» WORK INSTRUCTIONS
What you return should match every record exactly, with the images removed.

┄┄┄┄┄┄┄┄┄┄┄┄┄┄┄┄┄┄┄┄

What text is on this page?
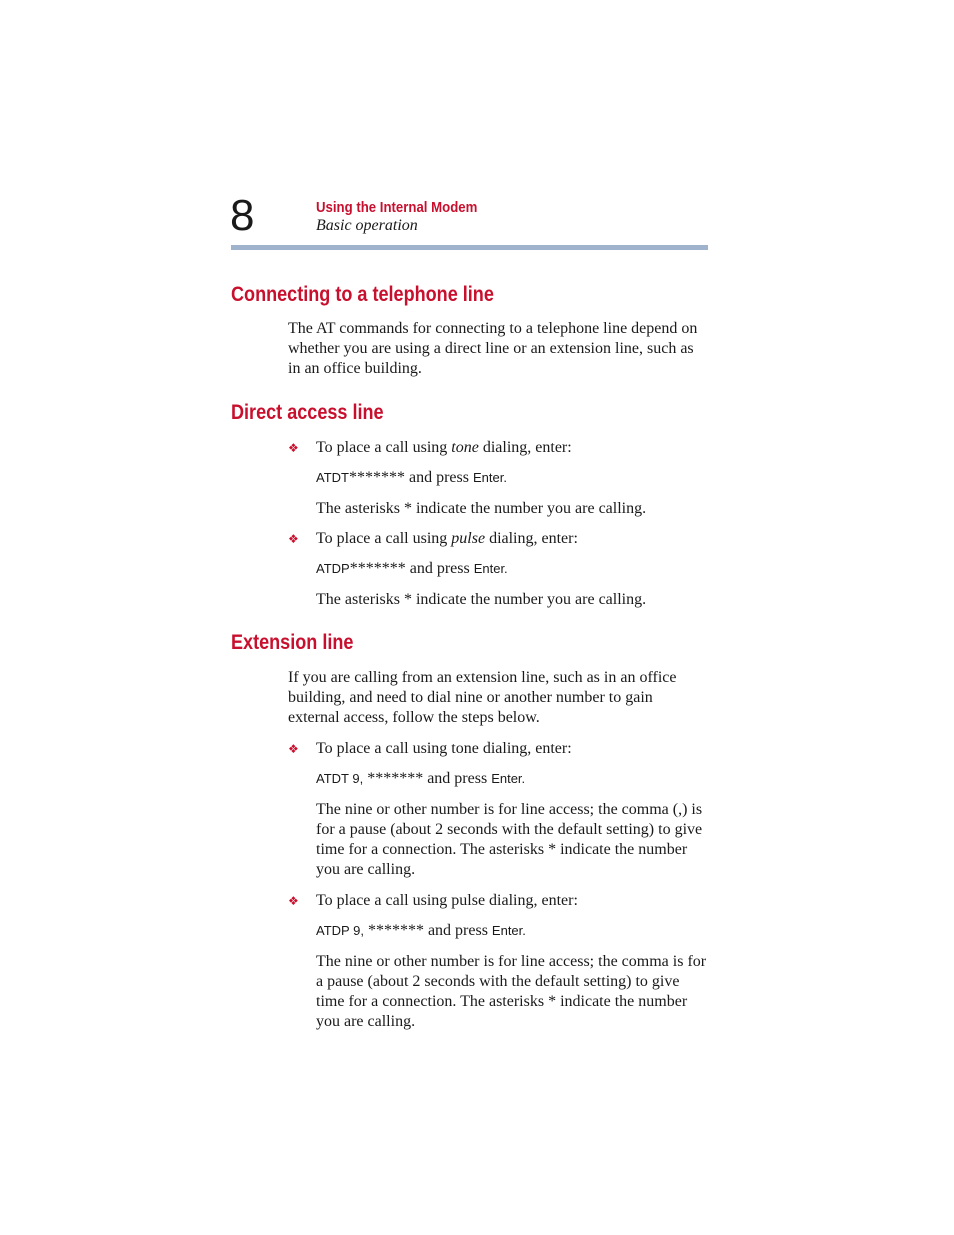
8	Using the Internal Modem
Basic operation
Connecting to a telephone line

The AT commands for connecting to a telephone line depend on whether you are using a direct line or an extension line, such as in an office building.

Direct access line
❖ To place a call using tone dialing, enter:
ATDT******* and press Enter.

The asterisks * indicate the number you are calling.

❖ To place a call using pulse dialing, enter:
ATDP******* and press Enter.

The asterisks * indicate the number you are calling.

Extension line

If you are calling from an extension line, such as in an office building, and need to dial nine or another number to gain external access, follow the steps below.

❖ To place a call using tone dialing, enter:
ATDT 9, ******* and press Enter.

The nine or other number is for line access; the comma (,) is for a pause (about 2 seconds with the default setting) to give time for a connection. The asterisks * indicate the number you are calling.

❖ To place a call using pulse dialing, enter:
ATDP 9, ******* and press Enter.

The nine or other number is for line access; the comma is for a pause (about 2 seconds with the default setting) to give time for a connection. The asterisks * indicate the number you are calling.
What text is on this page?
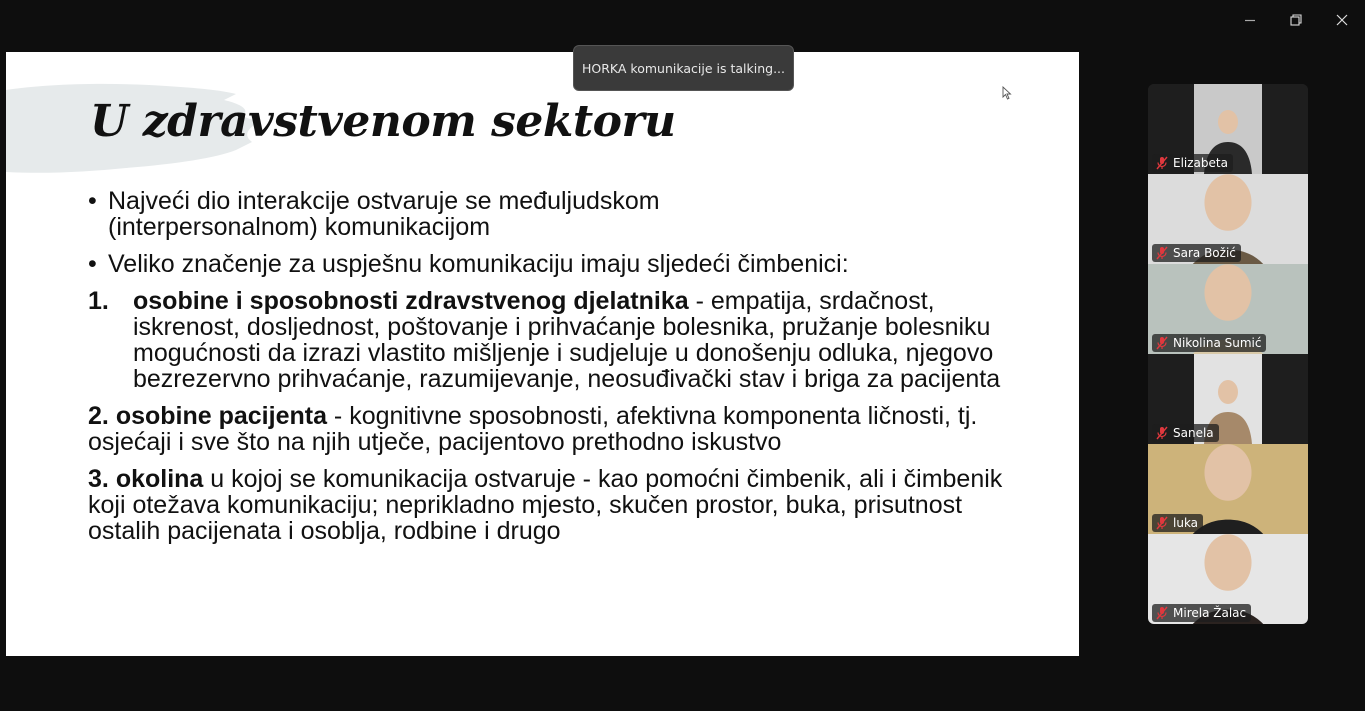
U zdravstvenom sektoru
• Najveći dio interakcije ostvaruje se međuljudskom
(interpersonalnom) komunikacijom
• Veliko značenje za uspješnu komunikaciju imaju sljedeći čimbenici:
1. osobine i sposobnosti zdravstvenog djelatnika - empatija, srdačnost, iskrenost, dosljednost, poštovanje i prihvaćanje bolesnika, pružanje bolesniku mogućnosti da izrazi vlastito mišljenje i sudjeluje u donošenju odluka, njegovo bezrezervno prihvaćanje, razumijevanje, neosuđivački stav i briga za pacijenta
2. osobine pacijenta - kognitivne sposobnosti, afektivna komponenta ličnosti, tj. osjećaji i sve što na njih utječe, pacijentovo prethodno iskustvo
3. okolina u kojoj se komunikacija ostvaruje - kao pomoćni čimbenik, ali i čimbenik koji otežava komunikaciju; neprikladno mjesto, skučen prostor, buka, prisutnost ostalih pacijenata i osoblja, rodbine i drugo
HORKA komunikacije is talking...
Elizabeta
Sara Božić
Nikolina Sumić
Sanela
luka
Mirela Žalac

┄┄┄┄┄┄┄┄┄┄┄┄┄┄┄┄┄┄┄┄

» ANSWER TO THIS EXERCISE
What text is on this page?
8	Using the Internal Modem
Basic operation
Connecting to a telephone line

The AT commands for connecting to a telephone line depend on whether you are using a direct line or an extension line, such as in an office building.

Direct access line
❖ To place a call using tone dialing, enter:
ATDT******* and press Enter.

The asterisks * indicate the number you are calling.

❖ To place a call using pulse dialing, enter:
ATDP******* and press Enter.

The asterisks * indicate the number you are calling.

Extension line

If you are calling from an extension line, such as in an office building, and need to dial nine or another number to gain external access, follow the steps below.

❖ To place a call using tone dialing, enter:
ATDT 9, ******* and press Enter.

The nine or other number is for line access; the comma (,) is for a pause (about 2 seconds with the default setting) to give time for a connection. The asterisks * indicate the number you are calling.

❖ To place a call using pulse dialing, enter:
ATDP 9, ******* and press Enter.

The nine or other number is for line access; the comma is for a pause (about 2 seconds with the default setting) to give time for a connection. The asterisks * indicate the number you are calling.
What text is on this page?
U zdravstvenom sektoru
• Najveći dio interakcije ostvaruje se međuljudskom
(interpersonalnom) komunikacijom
• Veliko značenje za uspješnu komunikaciju imaju sljedeći čimbenici:
1. osobine i sposobnosti zdravstvenog djelatnika - empatija, srdačnost, iskrenost, dosljednost, poštovanje i prihvaćanje bolesnika, pružanje bolesniku mogućnosti da izrazi vlastito mišljenje i sudjeluje u donošenju odluka, njegovo bezrezervno prihvaćanje, razumijevanje, neosuđivački stav i briga za pacijenta
2. osobine pacijenta - kognitivne sposobnosti, afektivna komponenta ličnosti, tj. osjećaji i sve što na njih utječe, pacijentovo prethodno iskustvo
3. okolina u kojoj se komunikacija ostvaruje - kao pomoćni čimbenik, ali i čimbenik koji otežava komunikaciju; neprikladno mjesto, skučen prostor, buka, prisutnost ostalih pacijenata i osoblja, rodbine i drugo
HORKA komunikacije is talking...
Elizabeta
Sara Božić
Nikolina Sumić
Sanela
luka
Mirela Žalac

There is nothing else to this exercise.